* **Excerpted records**:
____
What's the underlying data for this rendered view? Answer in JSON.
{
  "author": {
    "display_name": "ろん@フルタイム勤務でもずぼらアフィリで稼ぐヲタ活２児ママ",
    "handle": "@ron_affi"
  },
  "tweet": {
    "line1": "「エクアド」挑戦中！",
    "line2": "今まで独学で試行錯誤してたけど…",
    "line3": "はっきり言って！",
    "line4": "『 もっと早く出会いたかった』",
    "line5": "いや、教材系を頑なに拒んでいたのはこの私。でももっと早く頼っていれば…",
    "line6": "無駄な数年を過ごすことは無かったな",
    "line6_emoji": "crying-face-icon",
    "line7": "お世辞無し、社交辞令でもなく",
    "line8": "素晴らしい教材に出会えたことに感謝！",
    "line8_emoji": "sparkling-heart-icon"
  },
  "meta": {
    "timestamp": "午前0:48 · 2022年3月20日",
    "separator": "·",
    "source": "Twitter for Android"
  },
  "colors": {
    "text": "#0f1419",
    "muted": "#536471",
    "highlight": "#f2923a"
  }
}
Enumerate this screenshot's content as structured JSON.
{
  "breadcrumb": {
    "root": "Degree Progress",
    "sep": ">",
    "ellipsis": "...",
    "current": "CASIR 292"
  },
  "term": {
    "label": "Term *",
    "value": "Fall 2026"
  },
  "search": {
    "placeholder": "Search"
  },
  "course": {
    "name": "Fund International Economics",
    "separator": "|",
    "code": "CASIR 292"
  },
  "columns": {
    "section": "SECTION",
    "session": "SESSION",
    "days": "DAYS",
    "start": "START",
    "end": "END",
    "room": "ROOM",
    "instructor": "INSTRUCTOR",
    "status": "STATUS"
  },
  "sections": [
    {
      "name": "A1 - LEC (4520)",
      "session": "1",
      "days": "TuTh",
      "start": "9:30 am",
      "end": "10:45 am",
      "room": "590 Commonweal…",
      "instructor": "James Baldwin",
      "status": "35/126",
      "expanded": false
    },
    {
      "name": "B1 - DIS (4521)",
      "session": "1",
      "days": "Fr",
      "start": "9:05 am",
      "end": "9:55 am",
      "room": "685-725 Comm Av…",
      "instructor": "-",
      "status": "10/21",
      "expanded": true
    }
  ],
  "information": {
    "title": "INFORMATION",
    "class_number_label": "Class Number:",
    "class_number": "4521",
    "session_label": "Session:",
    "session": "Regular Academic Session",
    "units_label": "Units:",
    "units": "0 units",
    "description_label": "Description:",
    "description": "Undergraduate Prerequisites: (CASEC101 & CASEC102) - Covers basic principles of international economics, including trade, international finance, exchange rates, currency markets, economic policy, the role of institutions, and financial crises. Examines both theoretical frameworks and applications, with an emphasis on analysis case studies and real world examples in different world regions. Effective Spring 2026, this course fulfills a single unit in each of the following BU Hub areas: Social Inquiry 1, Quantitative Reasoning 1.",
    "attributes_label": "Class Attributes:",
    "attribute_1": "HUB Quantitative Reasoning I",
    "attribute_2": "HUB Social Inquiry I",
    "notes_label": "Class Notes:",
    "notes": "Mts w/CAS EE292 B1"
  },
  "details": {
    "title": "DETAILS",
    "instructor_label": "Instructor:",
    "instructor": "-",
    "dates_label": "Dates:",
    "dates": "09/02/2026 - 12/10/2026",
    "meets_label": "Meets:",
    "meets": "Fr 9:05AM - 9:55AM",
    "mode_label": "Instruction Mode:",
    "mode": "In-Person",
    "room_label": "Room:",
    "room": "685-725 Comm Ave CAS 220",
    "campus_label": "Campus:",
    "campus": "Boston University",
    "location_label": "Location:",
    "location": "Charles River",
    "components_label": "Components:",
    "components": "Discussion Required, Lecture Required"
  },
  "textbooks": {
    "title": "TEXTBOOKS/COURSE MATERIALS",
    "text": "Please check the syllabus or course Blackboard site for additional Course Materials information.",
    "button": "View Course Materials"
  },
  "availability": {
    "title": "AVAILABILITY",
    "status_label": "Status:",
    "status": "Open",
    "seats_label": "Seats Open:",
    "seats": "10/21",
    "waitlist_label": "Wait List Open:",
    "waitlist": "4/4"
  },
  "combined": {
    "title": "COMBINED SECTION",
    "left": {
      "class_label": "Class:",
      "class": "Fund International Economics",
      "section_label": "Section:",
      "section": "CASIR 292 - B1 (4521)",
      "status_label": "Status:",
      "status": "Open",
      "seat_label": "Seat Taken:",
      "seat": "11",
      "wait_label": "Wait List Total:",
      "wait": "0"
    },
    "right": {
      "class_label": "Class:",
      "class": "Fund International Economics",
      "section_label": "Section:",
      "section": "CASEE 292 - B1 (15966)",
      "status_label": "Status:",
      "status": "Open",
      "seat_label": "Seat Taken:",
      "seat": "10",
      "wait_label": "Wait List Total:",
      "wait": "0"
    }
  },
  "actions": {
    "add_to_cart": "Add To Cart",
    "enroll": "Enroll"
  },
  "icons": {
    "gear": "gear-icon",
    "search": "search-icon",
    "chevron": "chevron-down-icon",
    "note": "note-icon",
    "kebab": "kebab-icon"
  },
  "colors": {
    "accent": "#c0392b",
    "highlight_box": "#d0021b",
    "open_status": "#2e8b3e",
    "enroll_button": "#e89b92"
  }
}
____
Restate every line of the data word for word.

What's the underlying data for this rendered view? Answer in JSON.
{
  "author": {
    "display_name": "ろん@フルタイム勤務でもずぼらアフィリで稼ぐヲタ活２児ママ",
    "handle": "@ron_affi"
  },
  "tweet": {
    "line1": "「エクアド」挑戦中！",
    "line2": "今まで独学で試行錯誤してたけど…",
    "line3": "はっきり言って！",
    "line4": "『 もっと早く出会いたかった』",
    "line5": "いや、教材系を頑なに拒んでいたのはこの私。でももっと早く頼っていれば…",
    "line6": "無駄な数年を過ごすことは無かったな",
    "line6_emoji": "crying-face-icon",
    "line7": "お世辞無し、社交辞令でもなく",
    "line8": "素晴らしい教材に出会えたことに感謝！",
    "line8_emoji": "sparkling-heart-icon"
  },
  "meta": {
    "timestamp": "午前0:48 · 2022年3月20日",
    "separator": "·",
    "source": "Twitter for Android"
  },
  "colors": {
    "text": "#0f1419",
    "muted": "#536471",
    "highlight": "#f2923a"
  }
}
Enumerate this screenshot's content as structured JSON.
{
  "breadcrumb": {
    "root": "Degree Progress",
    "sep": ">",
    "ellipsis": "...",
    "current": "CASIR 292"
  },
  "term": {
    "label": "Term *",
    "value": "Fall 2026"
  },
  "search": {
    "placeholder": "Search"
  },
  "course": {
    "name": "Fund International Economics",
    "separator": "|",
    "code": "CASIR 292"
  },
  "columns": {
    "section": "SECTION",
    "session": "SESSION",
    "days": "DAYS",
    "start": "START",
    "end": "END",
    "room": "ROOM",
    "instructor": "INSTRUCTOR",
    "status": "STATUS"
  },
  "sections": [
    {
      "name": "A1 - LEC (4520)",
      "session": "1",
      "days": "TuTh",
      "start": "9:30 am",
      "end": "10:45 am",
      "room": "590 Commonweal…",
      "instructor": "James Baldwin",
      "status": "35/126",
      "expanded": false
    },
    {
      "name": "B1 - DIS (4521)",
      "session": "1",
      "days": "Fr",
      "start": "9:05 am",
      "end": "9:55 am",
      "room": "685-725 Comm Av…",
      "instructor": "-",
      "status": "10/21",
      "expanded": true
    }
  ],
  "information": {
    "title": "INFORMATION",
    "class_number_label": "Class Number:",
    "class_number": "4521",
    "session_label": "Session:",
    "session": "Regular Academic Session",
    "units_label": "Units:",
    "units": "0 units",
    "description_label": "Description:",
    "description": "Undergraduate Prerequisites: (CASEC101 & CASEC102) - Covers basic principles of international economics, including trade, international finance, exchange rates, currency markets, economic policy, the role of institutions, and financial crises. Examines both theoretical frameworks and applications, with an emphasis on analysis case studies and real world examples in different world regions. Effective Spring 2026, this course fulfills a single unit in each of the following BU Hub areas: Social Inquiry 1, Quantitative Reasoning 1.",
    "attributes_label": "Class Attributes:",
    "attribute_1": "HUB Quantitative Reasoning I",
    "attribute_2": "HUB Social Inquiry I",
    "notes_label": "Class Notes:",
    "notes": "Mts w/CAS EE292 B1"
  },
  "details": {
    "title": "DETAILS",
    "instructor_label": "Instructor:",
    "instructor": "-",
    "dates_label": "Dates:",
    "dates": "09/02/2026 - 12/10/2026",
    "meets_label": "Meets:",
    "meets": "Fr 9:05AM - 9:55AM",
    "mode_label": "Instruction Mode:",
    "mode": "In-Person",
    "room_label": "Room:",
    "room": "685-725 Comm Ave CAS 220",
    "campus_label": "Campus:",
    "campus": "Boston University",
    "location_label": "Location:",
    "location": "Charles River",
    "components_label": "Components:",
    "components": "Discussion Required, Lecture Required"
  },
  "textbooks": {
    "title": "TEXTBOOKS/COURSE MATERIALS",
    "text": "Please check the syllabus or course Blackboard site for additional Course Materials information.",
    "button": "View Course Materials"
  },
  "availability": {
    "title": "AVAILABILITY",
    "status_label": "Status:",
    "status": "Open",
    "seats_label": "Seats Open:",
    "seats": "10/21",
    "waitlist_label": "Wait List Open:",
    "waitlist": "4/4"
  },
  "combined": {
    "title": "COMBINED SECTION",
    "left": {
      "class_label": "Class:",
      "class": "Fund International Economics",
      "section_label": "Section:",
      "section": "CASIR 292 - B1 (4521)",
      "status_label": "Status:",
      "status": "Open",
      "seat_label": "Seat Taken:",
      "seat": "11",
      "wait_label": "Wait List Total:",
      "wait": "0"
    },
    "right": {
      "class_label": "Class:",
      "class": "Fund International Economics",
      "section_label": "Section:",
      "section": "CASEE 292 - B1 (15966)",
      "status_label": "Status:",
      "status": "Open",
      "seat_label": "Seat Taken:",
      "seat": "10",
      "wait_label": "Wait List Total:",
      "wait": "0"
    }
  },
  "actions": {
    "add_to_cart": "Add To Cart",
    "enroll": "Enroll"
  },
  "icons": {
    "gear": "gear-icon",
    "search": "search-icon",
    "chevron": "chevron-down-icon",
    "note": "note-icon",
    "kebab": "kebab-icon"
  },
  "colors": {
    "accent": "#c0392b",
    "highlight_box": "#d0021b",
    "open_status": "#2e8b3e",
    "enroll_button": "#e89b92"
  }
}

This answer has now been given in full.